▸ Dataset records:
+===+
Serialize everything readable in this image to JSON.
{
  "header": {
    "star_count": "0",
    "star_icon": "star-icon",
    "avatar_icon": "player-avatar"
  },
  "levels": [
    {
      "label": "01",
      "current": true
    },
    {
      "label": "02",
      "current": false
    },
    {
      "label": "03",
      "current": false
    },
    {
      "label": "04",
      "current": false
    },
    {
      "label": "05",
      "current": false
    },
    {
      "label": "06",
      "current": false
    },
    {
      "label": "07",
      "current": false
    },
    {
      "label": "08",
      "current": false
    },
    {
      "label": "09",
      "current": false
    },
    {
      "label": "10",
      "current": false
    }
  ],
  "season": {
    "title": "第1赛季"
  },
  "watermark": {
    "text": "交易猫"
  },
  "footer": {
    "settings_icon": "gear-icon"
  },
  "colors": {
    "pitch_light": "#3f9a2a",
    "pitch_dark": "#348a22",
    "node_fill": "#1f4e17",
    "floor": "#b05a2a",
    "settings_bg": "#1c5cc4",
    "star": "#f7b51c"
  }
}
+===+
▸ Exercise: Which lines contain "label"? Show each of them.

▸ Response below:
      "label": "01",
      "label": "02",
      "label": "03",
      "label": "04",
      "label": "05",
      "label": "06",
      "label": "07",
      "label": "08",
      "label": "09",
      "label": "10",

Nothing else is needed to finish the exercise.